§ **Information provided**:
## begin
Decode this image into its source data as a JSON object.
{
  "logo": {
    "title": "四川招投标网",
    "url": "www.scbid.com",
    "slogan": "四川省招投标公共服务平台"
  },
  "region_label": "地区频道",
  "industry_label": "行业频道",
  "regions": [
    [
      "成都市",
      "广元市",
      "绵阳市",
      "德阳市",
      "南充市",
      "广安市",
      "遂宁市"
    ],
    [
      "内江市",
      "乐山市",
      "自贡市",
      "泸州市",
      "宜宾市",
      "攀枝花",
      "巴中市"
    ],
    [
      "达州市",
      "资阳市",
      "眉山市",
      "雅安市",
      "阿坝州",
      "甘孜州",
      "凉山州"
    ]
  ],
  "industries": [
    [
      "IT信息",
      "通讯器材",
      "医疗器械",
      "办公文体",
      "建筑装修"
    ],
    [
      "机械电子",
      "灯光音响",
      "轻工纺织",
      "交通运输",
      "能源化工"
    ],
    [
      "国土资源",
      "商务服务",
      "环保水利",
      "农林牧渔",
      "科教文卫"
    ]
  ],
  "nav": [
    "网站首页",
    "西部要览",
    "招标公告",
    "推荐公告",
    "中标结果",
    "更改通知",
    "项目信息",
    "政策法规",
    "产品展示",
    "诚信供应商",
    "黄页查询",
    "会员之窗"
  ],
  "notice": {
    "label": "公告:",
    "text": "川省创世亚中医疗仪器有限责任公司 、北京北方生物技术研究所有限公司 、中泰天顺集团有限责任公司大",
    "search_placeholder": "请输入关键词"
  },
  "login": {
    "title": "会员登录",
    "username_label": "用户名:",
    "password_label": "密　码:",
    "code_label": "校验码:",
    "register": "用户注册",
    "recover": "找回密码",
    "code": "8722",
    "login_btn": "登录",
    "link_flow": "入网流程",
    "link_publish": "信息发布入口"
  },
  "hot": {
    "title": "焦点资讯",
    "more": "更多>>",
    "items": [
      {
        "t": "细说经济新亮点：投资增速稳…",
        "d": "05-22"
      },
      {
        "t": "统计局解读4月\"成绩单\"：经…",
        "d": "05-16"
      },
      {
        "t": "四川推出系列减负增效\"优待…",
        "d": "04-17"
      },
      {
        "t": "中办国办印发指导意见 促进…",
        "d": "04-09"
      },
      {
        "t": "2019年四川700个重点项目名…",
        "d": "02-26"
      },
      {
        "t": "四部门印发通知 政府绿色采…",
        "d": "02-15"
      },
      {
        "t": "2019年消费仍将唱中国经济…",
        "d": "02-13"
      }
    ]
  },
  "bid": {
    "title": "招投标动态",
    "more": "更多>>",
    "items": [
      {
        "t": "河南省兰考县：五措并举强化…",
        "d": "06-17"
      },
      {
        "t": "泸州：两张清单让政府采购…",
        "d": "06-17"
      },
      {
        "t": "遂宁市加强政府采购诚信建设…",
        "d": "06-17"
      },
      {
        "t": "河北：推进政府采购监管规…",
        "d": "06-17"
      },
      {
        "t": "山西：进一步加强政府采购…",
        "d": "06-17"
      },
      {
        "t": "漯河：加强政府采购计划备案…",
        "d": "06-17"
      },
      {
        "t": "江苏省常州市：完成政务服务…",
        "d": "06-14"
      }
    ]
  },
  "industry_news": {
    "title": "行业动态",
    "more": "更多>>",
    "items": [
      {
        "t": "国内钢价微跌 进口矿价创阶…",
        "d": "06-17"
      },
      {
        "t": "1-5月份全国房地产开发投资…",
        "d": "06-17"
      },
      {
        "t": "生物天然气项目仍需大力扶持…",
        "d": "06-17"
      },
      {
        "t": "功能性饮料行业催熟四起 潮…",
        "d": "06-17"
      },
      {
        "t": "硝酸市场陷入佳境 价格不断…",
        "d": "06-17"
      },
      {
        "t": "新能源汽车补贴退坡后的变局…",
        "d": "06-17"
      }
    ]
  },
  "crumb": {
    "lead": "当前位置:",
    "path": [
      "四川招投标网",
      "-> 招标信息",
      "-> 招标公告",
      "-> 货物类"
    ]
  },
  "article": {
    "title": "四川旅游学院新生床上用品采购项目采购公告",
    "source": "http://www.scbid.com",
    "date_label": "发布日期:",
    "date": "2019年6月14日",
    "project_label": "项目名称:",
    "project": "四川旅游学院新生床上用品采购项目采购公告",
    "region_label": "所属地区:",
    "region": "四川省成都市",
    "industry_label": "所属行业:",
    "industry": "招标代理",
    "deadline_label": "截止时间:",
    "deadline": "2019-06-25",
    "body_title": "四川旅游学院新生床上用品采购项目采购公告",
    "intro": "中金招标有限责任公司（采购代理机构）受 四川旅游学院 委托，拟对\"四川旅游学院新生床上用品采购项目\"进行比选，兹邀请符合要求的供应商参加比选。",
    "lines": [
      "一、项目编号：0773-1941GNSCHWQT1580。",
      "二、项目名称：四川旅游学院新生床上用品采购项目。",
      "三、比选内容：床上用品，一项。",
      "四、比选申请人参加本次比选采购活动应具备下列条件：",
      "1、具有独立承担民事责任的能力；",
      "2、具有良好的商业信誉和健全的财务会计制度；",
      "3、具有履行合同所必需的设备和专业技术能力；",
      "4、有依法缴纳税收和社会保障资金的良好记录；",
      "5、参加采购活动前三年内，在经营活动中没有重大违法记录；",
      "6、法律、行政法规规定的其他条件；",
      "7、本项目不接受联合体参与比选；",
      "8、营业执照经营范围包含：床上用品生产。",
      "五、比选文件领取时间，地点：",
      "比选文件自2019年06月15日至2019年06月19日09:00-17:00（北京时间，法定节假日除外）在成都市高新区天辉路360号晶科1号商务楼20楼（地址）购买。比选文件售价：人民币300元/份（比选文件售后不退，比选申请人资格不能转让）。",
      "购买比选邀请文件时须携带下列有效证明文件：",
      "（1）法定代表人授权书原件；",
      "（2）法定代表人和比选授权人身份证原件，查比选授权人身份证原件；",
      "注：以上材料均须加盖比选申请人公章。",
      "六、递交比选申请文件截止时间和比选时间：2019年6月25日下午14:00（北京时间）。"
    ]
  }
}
## end
§ **Aim of the task**: Please output every record, keeping each line exact.

§ **Response to the task**:
Decode this image into its source data as a JSON object.
{
  "logo": {
    "title": "四川招投标网",
    "url": "www.scbid.com",
    "slogan": "四川省招投标公共服务平台"
  },
  "region_label": "地区频道",
  "industry_label": "行业频道",
  "regions": [
    [
      "成都市",
      "广元市",
      "绵阳市",
      "德阳市",
      "南充市",
      "广安市",
      "遂宁市"
    ],
    [
      "内江市",
      "乐山市",
      "自贡市",
      "泸州市",
      "宜宾市",
      "攀枝花",
      "巴中市"
    ],
    [
      "达州市",
      "资阳市",
      "眉山市",
      "雅安市",
      "阿坝州",
      "甘孜州",
      "凉山州"
    ]
  ],
  "industries": [
    [
      "IT信息",
      "通讯器材",
      "医疗器械",
      "办公文体",
      "建筑装修"
    ],
    [
      "机械电子",
      "灯光音响",
      "轻工纺织",
      "交通运输",
      "能源化工"
    ],
    [
      "国土资源",
      "商务服务",
      "环保水利",
      "农林牧渔",
      "科教文卫"
    ]
  ],
  "nav": [
    "网站首页",
    "西部要览",
    "招标公告",
    "推荐公告",
    "中标结果",
    "更改通知",
    "项目信息",
    "政策法规",
    "产品展示",
    "诚信供应商",
    "黄页查询",
    "会员之窗"
  ],
  "notice": {
    "label": "公告:",
    "text": "川省创世亚中医疗仪器有限责任公司 、北京北方生物技术研究所有限公司 、中泰天顺集团有限责任公司大",
    "search_placeholder": "请输入关键词"
  },
  "login": {
    "title": "会员登录",
    "username_label": "用户名:",
    "password_label": "密　码:",
    "code_label": "校验码:",
    "register": "用户注册",
    "recover": "找回密码",
    "code": "8722",
    "login_btn": "登录",
    "link_flow": "入网流程",
    "link_publish": "信息发布入口"
  },
  "hot": {
    "title": "焦点资讯",
    "more": "更多>>",
    "items": [
      {
        "t": "细说经济新亮点：投资增速稳…",
        "d": "05-22"
      },
      {
        "t": "统计局解读4月\"成绩单\"：经…",
        "d": "05-16"
      },
      {
        "t": "四川推出系列减负增效\"优待…",
        "d": "04-17"
      },
      {
        "t": "中办国办印发指导意见 促进…",
        "d": "04-09"
      },
      {
        "t": "2019年四川700个重点项目名…",
        "d": "02-26"
      },
      {
        "t": "四部门印发通知 政府绿色采…",
        "d": "02-15"
      },
      {
        "t": "2019年消费仍将唱中国经济…",
        "d": "02-13"
      }
    ]
  },
  "bid": {
    "title": "招投标动态",
    "more": "更多>>",
    "items": [
      {
        "t": "河南省兰考县：五措并举强化…",
        "d": "06-17"
      },
      {
        "t": "泸州：两张清单让政府采购…",
        "d": "06-17"
      },
      {
        "t": "遂宁市加强政府采购诚信建设…",
        "d": "06-17"
      },
      {
        "t": "河北：推进政府采购监管规…",
        "d": "06-17"
      },
      {
        "t": "山西：进一步加强政府采购…",
        "d": "06-17"
      },
      {
        "t": "漯河：加强政府采购计划备案…",
        "d": "06-17"
      },
      {
        "t": "江苏省常州市：完成政务服务…",
        "d": "06-14"
      }
    ]
  },
  "industry_news": {
    "title": "行业动态",
    "more": "更多>>",
    "items": [
      {
        "t": "国内钢价微跌 进口矿价创阶…",
        "d": "06-17"
      },
      {
        "t": "1-5月份全国房地产开发投资…",
        "d": "06-17"
      },
      {
        "t": "生物天然气项目仍需大力扶持…",
        "d": "06-17"
      },
      {
        "t": "功能性饮料行业催熟四起 潮…",
        "d": "06-17"
      },
      {
        "t": "硝酸市场陷入佳境 价格不断…",
        "d": "06-17"
      },
      {
        "t": "新能源汽车补贴退坡后的变局…",
        "d": "06-17"
      }
    ]
  },
  "crumb": {
    "lead": "当前位置:",
    "path": [
      "四川招投标网",
      "-> 招标信息",
      "-> 招标公告",
      "-> 货物类"
    ]
  },
  "article": {
    "title": "四川旅游学院新生床上用品采购项目采购公告",
    "source": "http://www.scbid.com",
    "date_label": "发布日期:",
    "date": "2019年6月14日",
    "project_label": "项目名称:",
    "project": "四川旅游学院新生床上用品采购项目采购公告",
    "region_label": "所属地区:",
    "region": "四川省成都市",
    "industry_label": "所属行业:",
    "industry": "招标代理",
    "deadline_label": "截止时间:",
    "deadline": "2019-06-25",
    "body_title": "四川旅游学院新生床上用品采购项目采购公告",
    "intro": "中金招标有限责任公司（采购代理机构）受 四川旅游学院 委托，拟对\"四川旅游学院新生床上用品采购项目\"进行比选，兹邀请符合要求的供应商参加比选。",
    "lines": [
      "一、项目编号：0773-1941GNSCHWQT1580。",
      "二、项目名称：四川旅游学院新生床上用品采购项目。",
      "三、比选内容：床上用品，一项。",
      "四、比选申请人参加本次比选采购活动应具备下列条件：",
      "1、具有独立承担民事责任的能力；",
      "2、具有良好的商业信誉和健全的财务会计制度；",
      "3、具有履行合同所必需的设备和专业技术能力；",
      "4、有依法缴纳税收和社会保障资金的良好记录；",
      "5、参加采购活动前三年内，在经营活动中没有重大违法记录；",
      "6、法律、行政法规规定的其他条件；",
      "7、本项目不接受联合体参与比选；",
      "8、营业执照经营范围包含：床上用品生产。",
      "五、比选文件领取时间，地点：",
      "比选文件自2019年06月15日至2019年06月19日09:00-17:00（北京时间，法定节假日除外）在成都市高新区天辉路360号晶科1号商务楼20楼（地址）购买。比选文件售价：人民币300元/份（比选文件售后不退，比选申请人资格不能转让）。",
      "购买比选邀请文件时须携带下列有效证明文件：",
      "（1）法定代表人授权书原件；",
      "（2）法定代表人和比选授权人身份证原件，查比选授权人身份证原件；",
      "注：以上材料均须加盖比选申请人公章。",
      "六、递交比选申请文件截止时间和比选时间：2019年6月25日下午14:00（北京时间）。"
    ]
  }
}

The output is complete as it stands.